Chart and figure data
· · · · ·

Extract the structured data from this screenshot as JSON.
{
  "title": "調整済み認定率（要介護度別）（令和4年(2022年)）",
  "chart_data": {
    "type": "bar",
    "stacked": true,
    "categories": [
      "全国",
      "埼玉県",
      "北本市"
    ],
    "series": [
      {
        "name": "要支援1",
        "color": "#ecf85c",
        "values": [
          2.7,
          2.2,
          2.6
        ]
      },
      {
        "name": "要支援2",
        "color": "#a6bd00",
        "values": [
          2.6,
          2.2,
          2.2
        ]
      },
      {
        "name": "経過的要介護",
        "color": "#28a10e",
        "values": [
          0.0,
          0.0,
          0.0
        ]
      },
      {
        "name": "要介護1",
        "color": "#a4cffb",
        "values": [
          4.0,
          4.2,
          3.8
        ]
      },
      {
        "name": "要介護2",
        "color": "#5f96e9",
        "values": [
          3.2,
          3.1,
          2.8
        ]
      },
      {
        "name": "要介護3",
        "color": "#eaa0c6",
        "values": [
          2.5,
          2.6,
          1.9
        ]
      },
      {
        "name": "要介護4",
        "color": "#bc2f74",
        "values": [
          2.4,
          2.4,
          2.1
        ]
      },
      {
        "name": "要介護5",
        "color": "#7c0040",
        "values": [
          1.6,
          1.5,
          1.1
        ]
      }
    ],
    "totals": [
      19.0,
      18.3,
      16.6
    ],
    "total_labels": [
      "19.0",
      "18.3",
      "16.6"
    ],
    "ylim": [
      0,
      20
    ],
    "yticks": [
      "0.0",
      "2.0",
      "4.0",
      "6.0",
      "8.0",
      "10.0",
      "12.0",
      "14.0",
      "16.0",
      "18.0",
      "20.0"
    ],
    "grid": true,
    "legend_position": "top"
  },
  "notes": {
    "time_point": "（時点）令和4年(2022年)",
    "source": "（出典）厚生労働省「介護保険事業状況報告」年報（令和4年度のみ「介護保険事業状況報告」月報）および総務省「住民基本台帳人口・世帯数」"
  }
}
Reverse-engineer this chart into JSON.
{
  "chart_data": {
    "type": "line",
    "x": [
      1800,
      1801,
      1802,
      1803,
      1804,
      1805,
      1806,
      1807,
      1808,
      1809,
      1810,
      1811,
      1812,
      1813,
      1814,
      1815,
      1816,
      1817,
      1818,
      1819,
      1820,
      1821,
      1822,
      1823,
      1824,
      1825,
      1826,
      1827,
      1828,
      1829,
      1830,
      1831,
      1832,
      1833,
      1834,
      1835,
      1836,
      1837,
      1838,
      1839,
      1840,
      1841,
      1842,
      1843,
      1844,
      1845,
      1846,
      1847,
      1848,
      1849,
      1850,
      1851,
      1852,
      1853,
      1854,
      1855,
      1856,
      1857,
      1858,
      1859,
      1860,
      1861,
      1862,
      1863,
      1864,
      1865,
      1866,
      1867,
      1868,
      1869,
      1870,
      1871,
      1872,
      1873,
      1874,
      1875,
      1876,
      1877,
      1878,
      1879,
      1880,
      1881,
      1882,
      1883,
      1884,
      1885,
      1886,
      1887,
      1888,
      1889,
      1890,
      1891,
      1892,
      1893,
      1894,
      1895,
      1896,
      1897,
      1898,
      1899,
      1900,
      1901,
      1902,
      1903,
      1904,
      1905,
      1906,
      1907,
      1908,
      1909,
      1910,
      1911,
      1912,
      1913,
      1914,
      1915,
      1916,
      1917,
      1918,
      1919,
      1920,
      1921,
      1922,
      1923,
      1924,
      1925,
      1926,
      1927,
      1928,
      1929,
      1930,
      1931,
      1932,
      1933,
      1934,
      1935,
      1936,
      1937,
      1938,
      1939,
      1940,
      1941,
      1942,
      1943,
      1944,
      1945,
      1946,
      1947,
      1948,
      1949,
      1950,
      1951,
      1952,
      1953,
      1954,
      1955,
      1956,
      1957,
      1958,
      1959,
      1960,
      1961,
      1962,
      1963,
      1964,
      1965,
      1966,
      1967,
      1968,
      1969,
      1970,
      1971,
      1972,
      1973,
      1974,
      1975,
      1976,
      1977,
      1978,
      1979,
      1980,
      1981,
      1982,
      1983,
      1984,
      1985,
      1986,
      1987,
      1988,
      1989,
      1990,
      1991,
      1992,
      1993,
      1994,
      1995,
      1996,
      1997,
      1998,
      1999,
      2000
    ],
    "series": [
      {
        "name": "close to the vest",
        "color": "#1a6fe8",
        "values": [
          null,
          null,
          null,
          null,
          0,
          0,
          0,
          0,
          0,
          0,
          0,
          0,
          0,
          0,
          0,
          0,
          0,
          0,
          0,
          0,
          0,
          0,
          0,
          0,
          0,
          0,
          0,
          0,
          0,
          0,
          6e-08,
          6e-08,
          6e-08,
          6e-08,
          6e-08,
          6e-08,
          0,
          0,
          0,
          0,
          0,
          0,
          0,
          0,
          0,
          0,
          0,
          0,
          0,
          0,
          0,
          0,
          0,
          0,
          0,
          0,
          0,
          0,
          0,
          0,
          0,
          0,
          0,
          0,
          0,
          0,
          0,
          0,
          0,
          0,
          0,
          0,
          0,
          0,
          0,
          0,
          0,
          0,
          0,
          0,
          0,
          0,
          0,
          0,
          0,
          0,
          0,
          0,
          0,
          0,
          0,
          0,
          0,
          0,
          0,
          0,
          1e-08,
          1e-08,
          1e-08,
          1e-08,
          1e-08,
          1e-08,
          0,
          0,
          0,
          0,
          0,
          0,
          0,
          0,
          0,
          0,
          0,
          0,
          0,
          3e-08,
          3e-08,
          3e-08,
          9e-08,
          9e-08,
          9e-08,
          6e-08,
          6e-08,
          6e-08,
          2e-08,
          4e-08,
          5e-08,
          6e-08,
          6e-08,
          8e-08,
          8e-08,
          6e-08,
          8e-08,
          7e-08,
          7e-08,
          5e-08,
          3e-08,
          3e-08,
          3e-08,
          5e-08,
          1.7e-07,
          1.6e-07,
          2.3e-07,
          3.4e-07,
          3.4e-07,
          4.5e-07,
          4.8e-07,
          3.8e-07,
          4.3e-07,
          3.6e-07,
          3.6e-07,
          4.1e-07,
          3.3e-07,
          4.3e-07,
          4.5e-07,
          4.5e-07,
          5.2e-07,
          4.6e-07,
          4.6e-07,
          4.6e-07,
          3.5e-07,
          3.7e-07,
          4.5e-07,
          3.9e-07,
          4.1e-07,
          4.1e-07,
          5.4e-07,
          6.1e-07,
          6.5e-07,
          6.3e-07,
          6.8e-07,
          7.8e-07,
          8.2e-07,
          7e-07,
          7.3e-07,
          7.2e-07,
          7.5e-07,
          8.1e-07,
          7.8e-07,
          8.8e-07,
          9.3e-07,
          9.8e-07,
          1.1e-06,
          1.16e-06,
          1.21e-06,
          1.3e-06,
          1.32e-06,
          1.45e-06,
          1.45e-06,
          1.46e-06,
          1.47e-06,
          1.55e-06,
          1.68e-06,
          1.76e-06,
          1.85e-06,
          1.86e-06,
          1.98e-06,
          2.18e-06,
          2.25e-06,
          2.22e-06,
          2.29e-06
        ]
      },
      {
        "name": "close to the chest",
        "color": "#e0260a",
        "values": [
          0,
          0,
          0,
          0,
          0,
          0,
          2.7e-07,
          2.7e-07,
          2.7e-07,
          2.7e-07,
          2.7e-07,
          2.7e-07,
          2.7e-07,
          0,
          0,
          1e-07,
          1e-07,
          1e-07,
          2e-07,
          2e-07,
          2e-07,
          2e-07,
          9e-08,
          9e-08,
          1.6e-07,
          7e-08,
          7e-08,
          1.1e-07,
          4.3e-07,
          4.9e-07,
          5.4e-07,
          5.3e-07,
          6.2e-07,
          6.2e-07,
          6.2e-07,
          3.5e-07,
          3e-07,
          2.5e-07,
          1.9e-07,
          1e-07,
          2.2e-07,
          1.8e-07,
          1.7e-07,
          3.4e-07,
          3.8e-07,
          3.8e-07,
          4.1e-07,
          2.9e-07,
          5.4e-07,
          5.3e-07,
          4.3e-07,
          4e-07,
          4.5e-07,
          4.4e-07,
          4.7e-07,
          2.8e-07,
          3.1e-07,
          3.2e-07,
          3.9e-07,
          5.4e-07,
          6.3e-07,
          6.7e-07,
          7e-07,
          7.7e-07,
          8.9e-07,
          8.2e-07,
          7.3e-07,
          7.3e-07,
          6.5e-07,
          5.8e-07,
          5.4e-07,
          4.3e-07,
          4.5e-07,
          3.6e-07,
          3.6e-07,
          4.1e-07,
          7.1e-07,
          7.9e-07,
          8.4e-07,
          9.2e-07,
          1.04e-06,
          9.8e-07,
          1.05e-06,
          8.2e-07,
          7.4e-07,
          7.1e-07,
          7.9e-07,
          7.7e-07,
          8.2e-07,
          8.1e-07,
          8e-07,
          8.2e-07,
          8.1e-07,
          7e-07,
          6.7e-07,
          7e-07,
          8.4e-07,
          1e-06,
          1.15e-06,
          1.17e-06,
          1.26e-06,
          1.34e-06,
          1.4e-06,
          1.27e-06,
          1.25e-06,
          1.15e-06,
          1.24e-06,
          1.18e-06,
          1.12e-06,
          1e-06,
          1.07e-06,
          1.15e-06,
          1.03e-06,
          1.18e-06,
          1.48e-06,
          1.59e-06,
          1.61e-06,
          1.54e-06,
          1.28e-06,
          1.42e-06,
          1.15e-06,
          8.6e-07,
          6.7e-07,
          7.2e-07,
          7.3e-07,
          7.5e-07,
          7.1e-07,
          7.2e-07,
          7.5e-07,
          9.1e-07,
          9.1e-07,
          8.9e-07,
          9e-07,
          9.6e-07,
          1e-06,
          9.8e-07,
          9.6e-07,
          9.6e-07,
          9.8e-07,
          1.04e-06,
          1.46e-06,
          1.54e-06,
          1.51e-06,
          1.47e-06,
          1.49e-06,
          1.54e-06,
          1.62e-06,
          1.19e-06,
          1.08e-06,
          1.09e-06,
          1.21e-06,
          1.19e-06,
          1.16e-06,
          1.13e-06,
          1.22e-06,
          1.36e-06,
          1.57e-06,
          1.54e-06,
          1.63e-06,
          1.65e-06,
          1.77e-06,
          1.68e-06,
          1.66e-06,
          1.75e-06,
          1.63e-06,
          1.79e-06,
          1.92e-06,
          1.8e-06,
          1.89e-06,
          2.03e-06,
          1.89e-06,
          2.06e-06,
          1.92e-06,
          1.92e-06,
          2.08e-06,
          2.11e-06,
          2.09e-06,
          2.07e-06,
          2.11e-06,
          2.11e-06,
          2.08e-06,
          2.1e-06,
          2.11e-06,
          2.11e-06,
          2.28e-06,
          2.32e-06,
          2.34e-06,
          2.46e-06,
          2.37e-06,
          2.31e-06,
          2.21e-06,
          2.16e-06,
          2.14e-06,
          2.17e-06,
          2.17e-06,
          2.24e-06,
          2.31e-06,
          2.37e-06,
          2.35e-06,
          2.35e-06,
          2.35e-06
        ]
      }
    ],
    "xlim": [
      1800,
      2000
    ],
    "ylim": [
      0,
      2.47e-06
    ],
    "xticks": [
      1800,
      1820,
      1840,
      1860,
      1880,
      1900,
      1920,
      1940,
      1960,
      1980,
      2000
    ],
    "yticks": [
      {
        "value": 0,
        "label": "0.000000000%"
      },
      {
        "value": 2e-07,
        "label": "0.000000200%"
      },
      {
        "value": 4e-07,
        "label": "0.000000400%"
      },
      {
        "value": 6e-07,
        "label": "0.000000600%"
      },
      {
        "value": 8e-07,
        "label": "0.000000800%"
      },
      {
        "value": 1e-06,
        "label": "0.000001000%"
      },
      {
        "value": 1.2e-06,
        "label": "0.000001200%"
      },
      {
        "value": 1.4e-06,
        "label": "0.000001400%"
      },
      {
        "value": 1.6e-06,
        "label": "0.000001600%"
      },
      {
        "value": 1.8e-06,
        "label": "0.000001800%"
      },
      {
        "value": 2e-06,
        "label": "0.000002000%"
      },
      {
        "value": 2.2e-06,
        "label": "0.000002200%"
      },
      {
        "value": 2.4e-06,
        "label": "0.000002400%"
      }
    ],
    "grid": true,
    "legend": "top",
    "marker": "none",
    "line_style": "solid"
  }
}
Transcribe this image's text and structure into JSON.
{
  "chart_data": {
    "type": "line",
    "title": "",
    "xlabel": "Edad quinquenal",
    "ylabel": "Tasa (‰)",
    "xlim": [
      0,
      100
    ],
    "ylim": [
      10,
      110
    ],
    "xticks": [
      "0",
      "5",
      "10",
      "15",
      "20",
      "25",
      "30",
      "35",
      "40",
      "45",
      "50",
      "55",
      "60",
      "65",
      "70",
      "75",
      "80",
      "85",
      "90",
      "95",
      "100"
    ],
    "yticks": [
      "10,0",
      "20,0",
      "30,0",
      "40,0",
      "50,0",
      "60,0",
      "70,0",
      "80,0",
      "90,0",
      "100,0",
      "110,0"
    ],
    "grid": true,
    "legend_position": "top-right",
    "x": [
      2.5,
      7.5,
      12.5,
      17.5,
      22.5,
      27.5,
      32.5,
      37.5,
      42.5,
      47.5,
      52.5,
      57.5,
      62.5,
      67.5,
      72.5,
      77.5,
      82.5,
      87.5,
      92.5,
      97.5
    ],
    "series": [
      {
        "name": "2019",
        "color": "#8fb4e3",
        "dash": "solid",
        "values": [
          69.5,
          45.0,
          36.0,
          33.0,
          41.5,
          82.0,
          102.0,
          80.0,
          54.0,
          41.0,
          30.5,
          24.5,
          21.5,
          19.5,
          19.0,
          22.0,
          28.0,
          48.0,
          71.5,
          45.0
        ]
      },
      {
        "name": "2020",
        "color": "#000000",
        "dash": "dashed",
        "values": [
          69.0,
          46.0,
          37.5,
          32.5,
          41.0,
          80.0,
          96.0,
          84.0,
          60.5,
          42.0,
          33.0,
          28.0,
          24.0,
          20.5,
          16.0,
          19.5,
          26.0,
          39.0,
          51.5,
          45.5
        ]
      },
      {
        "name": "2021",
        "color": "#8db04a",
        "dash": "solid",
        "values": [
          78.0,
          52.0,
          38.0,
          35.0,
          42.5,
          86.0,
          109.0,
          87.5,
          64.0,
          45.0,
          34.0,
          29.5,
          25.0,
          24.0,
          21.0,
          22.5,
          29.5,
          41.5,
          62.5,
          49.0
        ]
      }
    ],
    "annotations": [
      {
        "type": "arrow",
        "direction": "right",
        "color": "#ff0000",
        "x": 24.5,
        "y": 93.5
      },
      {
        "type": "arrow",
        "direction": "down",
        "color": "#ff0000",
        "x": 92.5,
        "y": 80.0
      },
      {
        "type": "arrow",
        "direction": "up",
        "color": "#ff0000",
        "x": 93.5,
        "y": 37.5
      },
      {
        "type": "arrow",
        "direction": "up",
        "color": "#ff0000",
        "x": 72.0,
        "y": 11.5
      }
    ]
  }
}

· · · · ·

Request >> For each line above that contains the word "this", copy that line.

Result >>
Extract the structured data from this screenshot as JSON.
Reverse-engineer this chart into JSON.
Transcribe this image's text and structure into JSON.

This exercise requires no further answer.